Written instruction | Every record should be repeated exactly, except that pictures are left out.

[Dataset entries]
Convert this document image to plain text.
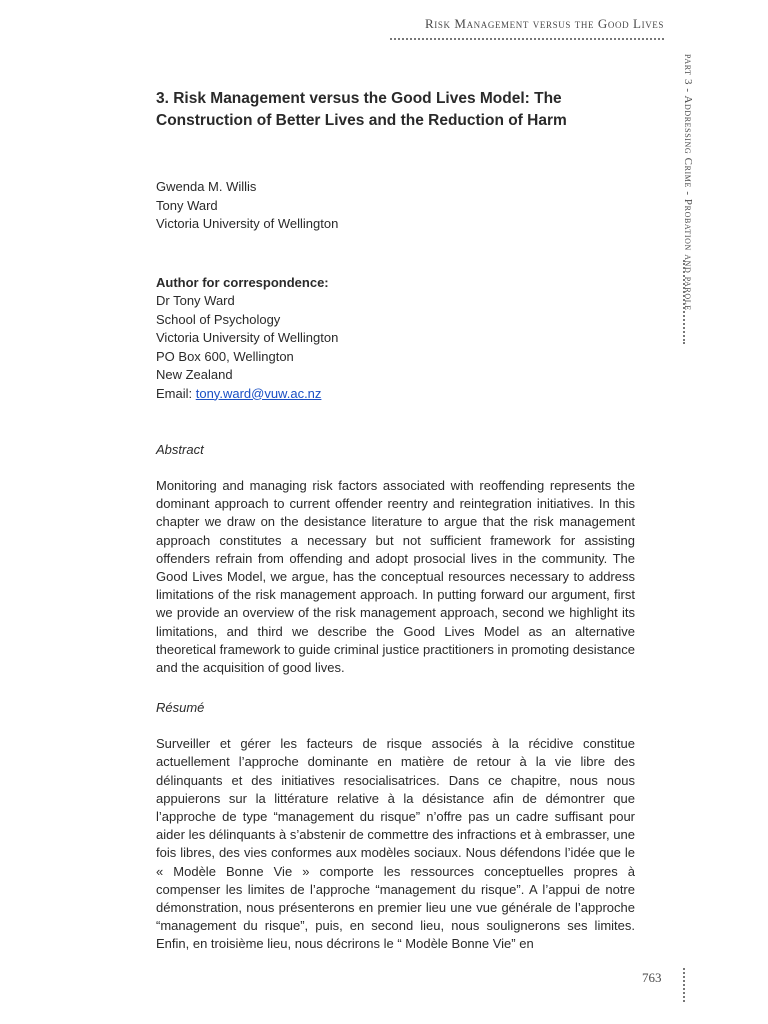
Risk Management versus the Good Lives
part 3 - Addressing Crime - Probation and parole
3. Risk Management versus the Good Lives Model: The Construction of Better Lives and the Reduction of Harm
Gwenda M. Willis
Tony Ward
Victoria University of Wellington
Author for correspondence:
Dr Tony Ward
School of Psychology
Victoria University of Wellington
PO Box 600, Wellington
New Zealand
Email: tony.ward@vuw.ac.nz
Abstract
Monitoring and managing risk factors associated with reoffending represents the dominant approach to current offender reentry and reintegration initiatives. In this chapter we draw on the desistance literature to argue that the risk management approach constitutes a necessary but not sufficient framework for assisting offenders refrain from offending and adopt prosocial lives in the community. The Good Lives Model, we argue, has the conceptual resources necessary to address limitations of the risk management approach. In putting forward our argument, first we provide an overview of the risk management approach, second we highlight its limitations, and third we describe the Good Lives Model as an alternative theoretical framework to guide criminal justice practitioners in promoting desistance and the acquisition of good lives.
Résumé
Surveiller et gérer les facteurs de risque associés à la récidive constitue actuellement l’approche dominante en matière de retour à la vie libre des délinquants et des initiatives resocialisatrices. Dans ce chapitre, nous nous appuierons sur la littérature relative à la désistance afin de démontrer que l’approche de type “management du risque” n’offre pas un cadre suffisant pour aider les délinquants à s’abstenir de commettre des infractions et à embrasser, une fois libres, des vies conformes aux modèles sociaux. Nous défendons l’idée que le « Modèle Bonne Vie » comporte les ressources conceptuelles propres à compenser les limites de l’approche “management du risque”. A l’appui de notre démonstration, nous présenterons en premier lieu une vue générale de l’approche “management du risque”, puis, en second lieu, nous soulignerons ses limites. Enfin, en troisième lieu, nous décrirons le “ Modèle Bonne Vie” en
763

Problem solution |
Convert this document image to plain text.
Risk Management versus the Good Lives
part 3 - Addressing Crime - Probation and parole
3. Risk Management versus the Good Lives Model: The Construction of Better Lives and the Reduction of Harm
Gwenda M. Willis
Tony Ward
Victoria University of Wellington
Author for correspondence:
Dr Tony Ward
School of Psychology
Victoria University of Wellington
PO Box 600, Wellington
New Zealand
Email: tony.ward@vuw.ac.nz
Abstract
Monitoring and managing risk factors associated with reoffending represents the dominant approach to current offender reentry and reintegration initiatives. In this chapter we draw on the desistance literature to argue that the risk management approach constitutes a necessary but not sufficient framework for assisting offenders refrain from offending and adopt prosocial lives in the community. The Good Lives Model, we argue, has the conceptual resources necessary to address limitations of the risk management approach. In putting forward our argument, first we provide an overview of the risk management approach, second we highlight its limitations, and third we describe the Good Lives Model as an alternative theoretical framework to guide criminal justice practitioners in promoting desistance and the acquisition of good lives.
Résumé
Surveiller et gérer les facteurs de risque associés à la récidive constitue actuellement l’approche dominante en matière de retour à la vie libre des délinquants et des initiatives resocialisatrices. Dans ce chapitre, nous nous appuierons sur la littérature relative à la désistance afin de démontrer que l’approche de type “management du risque” n’offre pas un cadre suffisant pour aider les délinquants à s’abstenir de commettre des infractions et à embrasser, une fois libres, des vies conformes aux modèles sociaux. Nous défendons l’idée que le « Modèle Bonne Vie » comporte les ressources conceptuelles propres à compenser les limites de l’approche “management du risque”. A l’appui de notre démonstration, nous présenterons en premier lieu une vue générale de l’approche “management du risque”, puis, en second lieu, nous soulignerons ses limites. Enfin, en troisième lieu, nous décrirons le “ Modèle Bonne Vie” en
763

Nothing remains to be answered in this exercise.